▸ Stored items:
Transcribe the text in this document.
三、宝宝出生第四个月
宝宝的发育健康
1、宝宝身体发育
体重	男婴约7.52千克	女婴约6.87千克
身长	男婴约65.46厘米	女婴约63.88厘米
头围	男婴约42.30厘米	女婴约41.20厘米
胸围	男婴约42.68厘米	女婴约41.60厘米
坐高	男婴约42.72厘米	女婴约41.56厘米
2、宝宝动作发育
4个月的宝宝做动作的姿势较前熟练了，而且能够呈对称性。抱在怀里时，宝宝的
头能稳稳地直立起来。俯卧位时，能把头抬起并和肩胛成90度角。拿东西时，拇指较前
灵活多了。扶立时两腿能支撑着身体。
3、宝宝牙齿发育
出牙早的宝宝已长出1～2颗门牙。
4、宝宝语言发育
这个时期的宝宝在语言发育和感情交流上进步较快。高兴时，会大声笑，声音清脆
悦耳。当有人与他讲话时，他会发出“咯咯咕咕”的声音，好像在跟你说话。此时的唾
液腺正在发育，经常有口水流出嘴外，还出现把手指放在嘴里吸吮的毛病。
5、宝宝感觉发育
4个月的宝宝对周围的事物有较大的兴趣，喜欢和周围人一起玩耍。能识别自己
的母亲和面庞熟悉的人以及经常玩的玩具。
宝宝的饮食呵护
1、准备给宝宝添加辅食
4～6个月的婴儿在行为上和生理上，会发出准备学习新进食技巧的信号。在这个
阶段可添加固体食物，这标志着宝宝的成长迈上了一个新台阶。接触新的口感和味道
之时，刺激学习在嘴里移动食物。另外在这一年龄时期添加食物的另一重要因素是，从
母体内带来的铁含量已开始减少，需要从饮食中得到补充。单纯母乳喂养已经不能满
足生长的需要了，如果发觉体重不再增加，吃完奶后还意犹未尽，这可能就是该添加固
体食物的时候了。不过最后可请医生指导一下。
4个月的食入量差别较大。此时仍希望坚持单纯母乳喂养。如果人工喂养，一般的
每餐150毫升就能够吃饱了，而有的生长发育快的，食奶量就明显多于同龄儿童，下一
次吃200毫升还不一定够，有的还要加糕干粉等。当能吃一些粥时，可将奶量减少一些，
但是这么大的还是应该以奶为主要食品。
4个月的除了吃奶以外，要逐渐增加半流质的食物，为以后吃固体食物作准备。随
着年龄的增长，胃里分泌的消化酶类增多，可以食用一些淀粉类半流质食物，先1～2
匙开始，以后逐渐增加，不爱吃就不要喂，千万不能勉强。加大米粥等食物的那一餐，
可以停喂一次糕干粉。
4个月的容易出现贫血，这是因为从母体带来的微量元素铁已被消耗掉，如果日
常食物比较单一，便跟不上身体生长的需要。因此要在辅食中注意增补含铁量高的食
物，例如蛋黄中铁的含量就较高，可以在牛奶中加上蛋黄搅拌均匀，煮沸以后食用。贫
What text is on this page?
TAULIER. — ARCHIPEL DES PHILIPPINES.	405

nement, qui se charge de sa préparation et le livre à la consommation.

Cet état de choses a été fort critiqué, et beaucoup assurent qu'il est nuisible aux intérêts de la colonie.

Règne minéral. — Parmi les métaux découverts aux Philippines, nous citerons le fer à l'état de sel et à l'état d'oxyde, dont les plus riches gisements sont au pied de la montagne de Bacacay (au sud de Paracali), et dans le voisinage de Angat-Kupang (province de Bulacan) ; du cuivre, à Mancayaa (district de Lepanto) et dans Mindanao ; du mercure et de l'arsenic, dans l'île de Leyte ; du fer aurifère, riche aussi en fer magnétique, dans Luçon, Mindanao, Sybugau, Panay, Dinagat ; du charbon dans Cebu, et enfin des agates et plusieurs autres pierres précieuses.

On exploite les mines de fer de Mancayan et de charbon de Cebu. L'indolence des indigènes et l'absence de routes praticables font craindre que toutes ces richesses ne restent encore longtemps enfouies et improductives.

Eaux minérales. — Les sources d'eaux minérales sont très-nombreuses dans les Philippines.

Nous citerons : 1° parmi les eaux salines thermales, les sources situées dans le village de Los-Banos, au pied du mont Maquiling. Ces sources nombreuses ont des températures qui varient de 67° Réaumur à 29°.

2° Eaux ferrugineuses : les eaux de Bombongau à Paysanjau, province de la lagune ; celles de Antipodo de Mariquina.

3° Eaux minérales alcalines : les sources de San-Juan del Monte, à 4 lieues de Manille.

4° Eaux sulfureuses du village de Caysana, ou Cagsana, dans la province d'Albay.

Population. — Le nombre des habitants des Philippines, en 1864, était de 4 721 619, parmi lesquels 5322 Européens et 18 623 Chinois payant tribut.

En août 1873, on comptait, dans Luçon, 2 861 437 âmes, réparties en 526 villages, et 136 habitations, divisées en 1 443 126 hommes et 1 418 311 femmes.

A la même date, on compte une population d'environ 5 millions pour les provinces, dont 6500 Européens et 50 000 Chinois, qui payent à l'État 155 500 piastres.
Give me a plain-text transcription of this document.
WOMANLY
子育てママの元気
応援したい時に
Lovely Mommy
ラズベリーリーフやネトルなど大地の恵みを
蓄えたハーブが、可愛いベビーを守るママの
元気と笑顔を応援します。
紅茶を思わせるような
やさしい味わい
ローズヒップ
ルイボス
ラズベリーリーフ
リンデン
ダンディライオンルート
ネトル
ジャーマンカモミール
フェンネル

▸ YOUR OBJECTIVE:
Give the complete listing a second time, exactly as it reads.

▸ WRITTEN RESPONSE:
Transcribe the text in this document.
三、宝宝出生第四个月
宝宝的发育健康
1、宝宝身体发育
体重	男婴约7.52千克	女婴约6.87千克
身长	男婴约65.46厘米	女婴约63.88厘米
头围	男婴约42.30厘米	女婴约41.20厘米
胸围	男婴约42.68厘米	女婴约41.60厘米
坐高	男婴约42.72厘米	女婴约41.56厘米
2、宝宝动作发育
4个月的宝宝做动作的姿势较前熟练了，而且能够呈对称性。抱在怀里时，宝宝的
头能稳稳地直立起来。俯卧位时，能把头抬起并和肩胛成90度角。拿东西时，拇指较前
灵活多了。扶立时两腿能支撑着身体。
3、宝宝牙齿发育
出牙早的宝宝已长出1～2颗门牙。
4、宝宝语言发育
这个时期的宝宝在语言发育和感情交流上进步较快。高兴时，会大声笑，声音清脆
悦耳。当有人与他讲话时，他会发出“咯咯咕咕”的声音，好像在跟你说话。此时的唾
液腺正在发育，经常有口水流出嘴外，还出现把手指放在嘴里吸吮的毛病。
5、宝宝感觉发育
4个月的宝宝对周围的事物有较大的兴趣，喜欢和周围人一起玩耍。能识别自己
的母亲和面庞熟悉的人以及经常玩的玩具。
宝宝的饮食呵护
1、准备给宝宝添加辅食
4～6个月的婴儿在行为上和生理上，会发出准备学习新进食技巧的信号。在这个
阶段可添加固体食物，这标志着宝宝的成长迈上了一个新台阶。接触新的口感和味道
之时，刺激学习在嘴里移动食物。另外在这一年龄时期添加食物的另一重要因素是，从
母体内带来的铁含量已开始减少，需要从饮食中得到补充。单纯母乳喂养已经不能满
足生长的需要了，如果发觉体重不再增加，吃完奶后还意犹未尽，这可能就是该添加固
体食物的时候了。不过最后可请医生指导一下。
4个月的食入量差别较大。此时仍希望坚持单纯母乳喂养。如果人工喂养，一般的
每餐150毫升就能够吃饱了，而有的生长发育快的，食奶量就明显多于同龄儿童，下一
次吃200毫升还不一定够，有的还要加糕干粉等。当能吃一些粥时，可将奶量减少一些，
但是这么大的还是应该以奶为主要食品。
4个月的除了吃奶以外，要逐渐增加半流质的食物，为以后吃固体食物作准备。随
着年龄的增长，胃里分泌的消化酶类增多，可以食用一些淀粉类半流质食物，先1～2
匙开始，以后逐渐增加，不爱吃就不要喂，千万不能勉强。加大米粥等食物的那一餐，
可以停喂一次糕干粉。
4个月的容易出现贫血，这是因为从母体带来的微量元素铁已被消耗掉，如果日
常食物比较单一，便跟不上身体生长的需要。因此要在辅食中注意增补含铁量高的食
物，例如蛋黄中铁的含量就较高，可以在牛奶中加上蛋黄搅拌均匀，煮沸以后食用。贫
What text is on this page?
TAULIER. — ARCHIPEL DES PHILIPPINES.	405

nement, qui se charge de sa préparation et le livre à la consommation.

Cet état de choses a été fort critiqué, et beaucoup assurent qu'il est nuisible aux intérêts de la colonie.

Règne minéral. — Parmi les métaux découverts aux Philippines, nous citerons le fer à l'état de sel et à l'état d'oxyde, dont les plus riches gisements sont au pied de la montagne de Bacacay (au sud de Paracali), et dans le voisinage de Angat-Kupang (province de Bulacan) ; du cuivre, à Mancayaa (district de Lepanto) et dans Mindanao ; du mercure et de l'arsenic, dans l'île de Leyte ; du fer aurifère, riche aussi en fer magnétique, dans Luçon, Mindanao, Sybugau, Panay, Dinagat ; du charbon dans Cebu, et enfin des agates et plusieurs autres pierres précieuses.

On exploite les mines de fer de Mancayan et de charbon de Cebu. L'indolence des indigènes et l'absence de routes praticables font craindre que toutes ces richesses ne restent encore longtemps enfouies et improductives.

Eaux minérales. — Les sources d'eaux minérales sont très-nombreuses dans les Philippines.

Nous citerons : 1° parmi les eaux salines thermales, les sources situées dans le village de Los-Banos, au pied du mont Maquiling. Ces sources nombreuses ont des températures qui varient de 67° Réaumur à 29°.

2° Eaux ferrugineuses : les eaux de Bombongau à Paysanjau, province de la lagune ; celles de Antipodo de Mariquina.

3° Eaux minérales alcalines : les sources de San-Juan del Monte, à 4 lieues de Manille.

4° Eaux sulfureuses du village de Caysana, ou Cagsana, dans la province d'Albay.

Population. — Le nombre des habitants des Philippines, en 1864, était de 4 721 619, parmi lesquels 5322 Européens et 18 623 Chinois payant tribut.

En août 1873, on comptait, dans Luçon, 2 861 437 âmes, réparties en 526 villages, et 136 habitations, divisées en 1 443 126 hommes et 1 418 311 femmes.

A la même date, on compte une population d'environ 5 millions pour les provinces, dont 6500 Européens et 50 000 Chinois, qui payent à l'État 155 500 piastres.
Give me a plain-text transcription of this document.
WOMANLY
子育てママの元気
応援したい時に
Lovely Mommy
ラズベリーリーフやネトルなど大地の恵みを
蓄えたハーブが、可愛いベビーを守るママの
元気と笑顔を応援します。
紅茶を思わせるような
やさしい味わい
ローズヒップ
ルイボス
ラズベリーリーフ
リンデン
ダンディライオンルート
ネトル
ジャーマンカモミール
フェンネル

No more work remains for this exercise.